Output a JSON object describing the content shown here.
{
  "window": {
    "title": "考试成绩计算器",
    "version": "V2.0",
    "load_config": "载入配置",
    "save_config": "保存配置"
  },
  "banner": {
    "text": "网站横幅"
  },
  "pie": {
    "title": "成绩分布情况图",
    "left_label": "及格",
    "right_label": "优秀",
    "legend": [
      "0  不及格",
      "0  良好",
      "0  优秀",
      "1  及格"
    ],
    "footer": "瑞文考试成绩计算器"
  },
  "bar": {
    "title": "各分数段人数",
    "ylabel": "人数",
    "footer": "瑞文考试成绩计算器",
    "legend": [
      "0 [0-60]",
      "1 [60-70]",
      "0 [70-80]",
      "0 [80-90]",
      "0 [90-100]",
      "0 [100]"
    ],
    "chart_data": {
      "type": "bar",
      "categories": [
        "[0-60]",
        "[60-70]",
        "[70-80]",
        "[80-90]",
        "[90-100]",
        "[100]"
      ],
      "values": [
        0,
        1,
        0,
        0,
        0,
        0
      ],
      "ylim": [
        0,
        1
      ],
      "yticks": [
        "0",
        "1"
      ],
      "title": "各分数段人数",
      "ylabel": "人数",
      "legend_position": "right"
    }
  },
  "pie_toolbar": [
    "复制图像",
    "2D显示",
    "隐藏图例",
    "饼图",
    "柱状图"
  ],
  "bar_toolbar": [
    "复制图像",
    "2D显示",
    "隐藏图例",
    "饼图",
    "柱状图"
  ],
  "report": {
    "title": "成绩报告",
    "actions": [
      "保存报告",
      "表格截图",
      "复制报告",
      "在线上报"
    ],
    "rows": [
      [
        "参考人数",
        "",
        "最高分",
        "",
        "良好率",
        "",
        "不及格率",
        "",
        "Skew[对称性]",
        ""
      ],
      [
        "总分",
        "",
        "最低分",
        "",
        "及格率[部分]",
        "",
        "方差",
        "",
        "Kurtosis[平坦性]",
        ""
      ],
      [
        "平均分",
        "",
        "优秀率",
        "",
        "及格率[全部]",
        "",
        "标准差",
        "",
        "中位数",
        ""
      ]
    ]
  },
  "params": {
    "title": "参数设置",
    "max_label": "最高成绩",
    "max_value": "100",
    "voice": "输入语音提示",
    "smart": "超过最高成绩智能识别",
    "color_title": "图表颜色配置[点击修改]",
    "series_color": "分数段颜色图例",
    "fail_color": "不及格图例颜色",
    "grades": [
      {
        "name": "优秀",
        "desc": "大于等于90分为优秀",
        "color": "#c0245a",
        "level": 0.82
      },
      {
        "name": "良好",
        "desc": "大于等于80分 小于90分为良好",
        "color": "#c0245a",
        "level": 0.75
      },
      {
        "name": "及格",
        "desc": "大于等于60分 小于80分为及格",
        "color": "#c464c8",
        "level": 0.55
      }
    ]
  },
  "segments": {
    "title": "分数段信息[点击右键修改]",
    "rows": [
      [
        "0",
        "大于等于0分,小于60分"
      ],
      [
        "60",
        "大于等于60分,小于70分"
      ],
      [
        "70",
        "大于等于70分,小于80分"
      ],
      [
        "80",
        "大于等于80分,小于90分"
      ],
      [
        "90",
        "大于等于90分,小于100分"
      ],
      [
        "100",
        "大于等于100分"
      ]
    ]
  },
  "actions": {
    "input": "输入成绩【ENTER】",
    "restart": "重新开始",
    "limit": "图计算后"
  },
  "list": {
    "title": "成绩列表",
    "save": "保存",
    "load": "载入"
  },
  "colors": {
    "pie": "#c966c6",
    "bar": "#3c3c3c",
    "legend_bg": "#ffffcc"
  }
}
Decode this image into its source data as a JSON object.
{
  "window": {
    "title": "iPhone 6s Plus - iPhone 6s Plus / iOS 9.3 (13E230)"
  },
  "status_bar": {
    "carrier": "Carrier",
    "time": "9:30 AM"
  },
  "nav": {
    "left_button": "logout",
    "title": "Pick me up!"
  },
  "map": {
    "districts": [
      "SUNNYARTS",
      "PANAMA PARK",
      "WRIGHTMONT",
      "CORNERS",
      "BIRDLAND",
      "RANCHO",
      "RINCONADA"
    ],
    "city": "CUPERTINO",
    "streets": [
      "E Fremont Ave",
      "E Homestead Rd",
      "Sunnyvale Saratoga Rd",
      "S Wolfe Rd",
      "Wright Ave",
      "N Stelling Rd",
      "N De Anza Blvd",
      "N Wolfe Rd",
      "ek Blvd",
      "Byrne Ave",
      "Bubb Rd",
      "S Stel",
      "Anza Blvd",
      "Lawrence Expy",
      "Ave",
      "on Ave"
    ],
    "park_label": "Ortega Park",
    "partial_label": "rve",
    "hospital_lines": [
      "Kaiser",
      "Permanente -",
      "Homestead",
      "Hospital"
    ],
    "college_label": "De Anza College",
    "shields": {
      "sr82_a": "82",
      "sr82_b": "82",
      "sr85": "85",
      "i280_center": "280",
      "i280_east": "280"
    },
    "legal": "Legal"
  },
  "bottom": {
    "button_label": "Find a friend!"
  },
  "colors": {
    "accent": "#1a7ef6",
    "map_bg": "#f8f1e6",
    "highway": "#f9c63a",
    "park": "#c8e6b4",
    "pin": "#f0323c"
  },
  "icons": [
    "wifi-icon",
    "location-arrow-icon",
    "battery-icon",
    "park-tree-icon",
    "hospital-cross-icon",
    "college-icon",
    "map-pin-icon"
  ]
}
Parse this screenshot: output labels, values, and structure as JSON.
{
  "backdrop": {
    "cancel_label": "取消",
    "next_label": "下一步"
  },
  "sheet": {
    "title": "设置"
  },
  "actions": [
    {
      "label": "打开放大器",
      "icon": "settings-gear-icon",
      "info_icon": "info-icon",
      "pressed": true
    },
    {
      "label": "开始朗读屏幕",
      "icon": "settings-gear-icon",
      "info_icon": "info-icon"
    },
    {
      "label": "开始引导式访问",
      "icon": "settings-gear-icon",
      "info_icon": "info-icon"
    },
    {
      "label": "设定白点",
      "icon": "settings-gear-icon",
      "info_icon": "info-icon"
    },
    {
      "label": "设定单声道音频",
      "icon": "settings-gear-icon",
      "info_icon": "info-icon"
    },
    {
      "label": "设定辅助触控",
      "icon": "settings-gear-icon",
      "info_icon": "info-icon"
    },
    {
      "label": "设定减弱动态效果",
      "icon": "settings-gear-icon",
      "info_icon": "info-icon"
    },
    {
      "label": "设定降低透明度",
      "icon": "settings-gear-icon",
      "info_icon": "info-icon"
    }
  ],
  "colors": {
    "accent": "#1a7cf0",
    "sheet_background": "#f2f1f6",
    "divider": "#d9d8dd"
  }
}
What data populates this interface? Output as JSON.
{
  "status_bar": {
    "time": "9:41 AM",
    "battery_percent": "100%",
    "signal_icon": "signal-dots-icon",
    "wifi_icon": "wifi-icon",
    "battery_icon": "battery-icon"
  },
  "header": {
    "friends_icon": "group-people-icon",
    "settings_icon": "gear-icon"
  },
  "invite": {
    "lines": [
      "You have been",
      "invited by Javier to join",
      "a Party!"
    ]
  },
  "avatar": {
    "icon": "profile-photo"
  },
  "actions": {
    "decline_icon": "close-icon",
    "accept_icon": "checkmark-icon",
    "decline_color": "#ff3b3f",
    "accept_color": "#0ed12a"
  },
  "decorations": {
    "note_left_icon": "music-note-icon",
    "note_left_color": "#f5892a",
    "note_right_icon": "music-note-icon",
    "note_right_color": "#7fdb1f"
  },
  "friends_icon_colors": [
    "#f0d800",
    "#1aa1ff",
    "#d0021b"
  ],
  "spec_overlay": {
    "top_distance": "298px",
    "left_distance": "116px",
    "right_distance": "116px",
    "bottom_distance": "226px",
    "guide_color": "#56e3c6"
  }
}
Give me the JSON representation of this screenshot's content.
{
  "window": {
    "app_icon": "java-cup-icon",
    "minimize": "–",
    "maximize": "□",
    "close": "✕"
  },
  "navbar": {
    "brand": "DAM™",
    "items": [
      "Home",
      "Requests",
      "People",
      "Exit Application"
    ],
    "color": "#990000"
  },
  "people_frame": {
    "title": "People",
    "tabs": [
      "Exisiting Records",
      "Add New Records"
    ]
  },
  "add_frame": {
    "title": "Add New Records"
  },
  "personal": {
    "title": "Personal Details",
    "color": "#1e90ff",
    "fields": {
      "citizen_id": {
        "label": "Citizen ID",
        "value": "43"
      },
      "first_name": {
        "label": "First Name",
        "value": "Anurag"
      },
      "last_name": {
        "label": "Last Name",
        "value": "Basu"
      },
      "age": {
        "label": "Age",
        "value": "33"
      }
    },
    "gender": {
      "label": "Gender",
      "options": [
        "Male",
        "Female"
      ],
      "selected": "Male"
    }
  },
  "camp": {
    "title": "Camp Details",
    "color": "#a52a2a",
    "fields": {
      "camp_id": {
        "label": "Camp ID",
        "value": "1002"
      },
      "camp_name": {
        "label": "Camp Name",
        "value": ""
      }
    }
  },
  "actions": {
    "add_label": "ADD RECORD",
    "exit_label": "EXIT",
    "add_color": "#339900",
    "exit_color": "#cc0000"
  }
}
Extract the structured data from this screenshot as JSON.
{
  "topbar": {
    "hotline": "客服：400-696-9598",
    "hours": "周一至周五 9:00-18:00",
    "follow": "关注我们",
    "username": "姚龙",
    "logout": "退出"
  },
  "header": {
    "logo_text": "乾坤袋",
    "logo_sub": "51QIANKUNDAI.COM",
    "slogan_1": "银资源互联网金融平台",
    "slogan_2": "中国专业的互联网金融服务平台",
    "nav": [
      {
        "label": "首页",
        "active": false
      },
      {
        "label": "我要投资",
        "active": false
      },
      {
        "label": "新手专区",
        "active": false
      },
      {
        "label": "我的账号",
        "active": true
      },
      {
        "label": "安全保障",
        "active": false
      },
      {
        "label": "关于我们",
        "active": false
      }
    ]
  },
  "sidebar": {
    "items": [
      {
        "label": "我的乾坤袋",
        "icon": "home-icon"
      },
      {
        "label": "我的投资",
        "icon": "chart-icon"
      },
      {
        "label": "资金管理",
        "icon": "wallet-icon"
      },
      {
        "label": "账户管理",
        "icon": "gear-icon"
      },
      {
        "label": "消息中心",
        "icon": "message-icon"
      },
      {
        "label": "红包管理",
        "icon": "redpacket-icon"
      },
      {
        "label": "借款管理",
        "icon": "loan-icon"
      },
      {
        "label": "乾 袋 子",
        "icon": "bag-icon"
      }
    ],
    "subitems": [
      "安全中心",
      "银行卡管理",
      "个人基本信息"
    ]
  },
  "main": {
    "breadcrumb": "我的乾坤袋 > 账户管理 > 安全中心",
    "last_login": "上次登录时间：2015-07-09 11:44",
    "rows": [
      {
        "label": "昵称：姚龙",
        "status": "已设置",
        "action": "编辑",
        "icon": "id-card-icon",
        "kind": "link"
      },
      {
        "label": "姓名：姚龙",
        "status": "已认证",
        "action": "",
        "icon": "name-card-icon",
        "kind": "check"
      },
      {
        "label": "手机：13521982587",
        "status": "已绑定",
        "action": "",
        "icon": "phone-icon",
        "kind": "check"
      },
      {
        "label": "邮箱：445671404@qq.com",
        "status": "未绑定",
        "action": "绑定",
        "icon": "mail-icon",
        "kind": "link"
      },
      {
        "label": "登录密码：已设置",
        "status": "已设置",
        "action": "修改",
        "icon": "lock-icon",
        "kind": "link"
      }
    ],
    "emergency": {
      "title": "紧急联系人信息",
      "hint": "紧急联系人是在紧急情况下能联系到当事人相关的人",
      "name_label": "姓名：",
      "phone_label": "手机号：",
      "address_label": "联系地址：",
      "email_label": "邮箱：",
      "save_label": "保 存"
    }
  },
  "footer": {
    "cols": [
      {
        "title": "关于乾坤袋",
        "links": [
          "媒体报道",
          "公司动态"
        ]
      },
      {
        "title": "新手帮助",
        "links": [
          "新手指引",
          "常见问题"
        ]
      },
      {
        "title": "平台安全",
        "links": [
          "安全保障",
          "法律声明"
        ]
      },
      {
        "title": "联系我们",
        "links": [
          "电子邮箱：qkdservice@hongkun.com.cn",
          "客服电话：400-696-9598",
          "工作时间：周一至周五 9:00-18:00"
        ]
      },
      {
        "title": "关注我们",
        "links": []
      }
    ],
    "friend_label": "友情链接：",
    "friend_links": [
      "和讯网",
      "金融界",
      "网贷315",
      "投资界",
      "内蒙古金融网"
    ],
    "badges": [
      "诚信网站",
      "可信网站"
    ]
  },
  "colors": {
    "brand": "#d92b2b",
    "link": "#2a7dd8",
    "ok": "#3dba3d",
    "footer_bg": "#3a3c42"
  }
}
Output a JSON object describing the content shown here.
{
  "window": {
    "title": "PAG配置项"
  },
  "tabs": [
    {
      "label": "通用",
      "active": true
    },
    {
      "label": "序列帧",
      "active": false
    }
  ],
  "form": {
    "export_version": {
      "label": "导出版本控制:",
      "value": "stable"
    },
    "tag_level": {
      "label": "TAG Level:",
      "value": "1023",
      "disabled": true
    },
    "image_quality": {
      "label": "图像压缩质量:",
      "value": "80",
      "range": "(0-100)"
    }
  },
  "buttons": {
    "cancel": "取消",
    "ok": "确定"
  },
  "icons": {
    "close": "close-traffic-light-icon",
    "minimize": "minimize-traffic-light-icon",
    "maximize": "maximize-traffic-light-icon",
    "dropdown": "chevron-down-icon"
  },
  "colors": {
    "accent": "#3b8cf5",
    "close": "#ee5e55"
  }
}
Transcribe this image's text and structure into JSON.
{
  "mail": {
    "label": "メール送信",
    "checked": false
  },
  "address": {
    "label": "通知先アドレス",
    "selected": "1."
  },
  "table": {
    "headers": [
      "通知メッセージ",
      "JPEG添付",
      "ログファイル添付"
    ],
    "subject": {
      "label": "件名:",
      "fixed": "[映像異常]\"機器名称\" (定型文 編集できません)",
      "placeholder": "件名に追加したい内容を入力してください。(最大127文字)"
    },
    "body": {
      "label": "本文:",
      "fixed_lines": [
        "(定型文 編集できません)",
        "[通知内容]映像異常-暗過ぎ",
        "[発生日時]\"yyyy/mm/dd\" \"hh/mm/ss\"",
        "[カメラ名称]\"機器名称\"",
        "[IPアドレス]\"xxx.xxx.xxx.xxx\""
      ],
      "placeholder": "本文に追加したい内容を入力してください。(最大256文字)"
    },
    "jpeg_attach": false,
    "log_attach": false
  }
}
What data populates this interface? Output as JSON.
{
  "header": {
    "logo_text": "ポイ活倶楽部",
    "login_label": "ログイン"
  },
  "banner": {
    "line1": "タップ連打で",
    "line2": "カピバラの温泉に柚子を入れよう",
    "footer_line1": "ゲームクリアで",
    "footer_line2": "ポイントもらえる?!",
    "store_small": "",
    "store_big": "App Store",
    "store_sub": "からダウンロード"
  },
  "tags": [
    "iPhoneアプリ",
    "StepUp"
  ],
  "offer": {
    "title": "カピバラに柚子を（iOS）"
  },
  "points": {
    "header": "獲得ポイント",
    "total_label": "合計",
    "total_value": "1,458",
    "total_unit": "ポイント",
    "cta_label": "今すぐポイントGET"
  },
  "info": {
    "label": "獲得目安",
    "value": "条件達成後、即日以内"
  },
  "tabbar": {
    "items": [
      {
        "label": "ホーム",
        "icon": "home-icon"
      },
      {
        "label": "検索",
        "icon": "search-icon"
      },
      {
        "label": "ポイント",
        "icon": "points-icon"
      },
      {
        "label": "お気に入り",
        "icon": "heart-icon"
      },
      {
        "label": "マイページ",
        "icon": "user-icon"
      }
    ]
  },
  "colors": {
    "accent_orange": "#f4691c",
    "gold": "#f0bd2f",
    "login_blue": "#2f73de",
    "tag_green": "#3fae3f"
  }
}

---+---

Look above for every line with the word "Records" and copy it.

      "Exisiting Records",
      "Add New Records"
    "title": "Add New Records"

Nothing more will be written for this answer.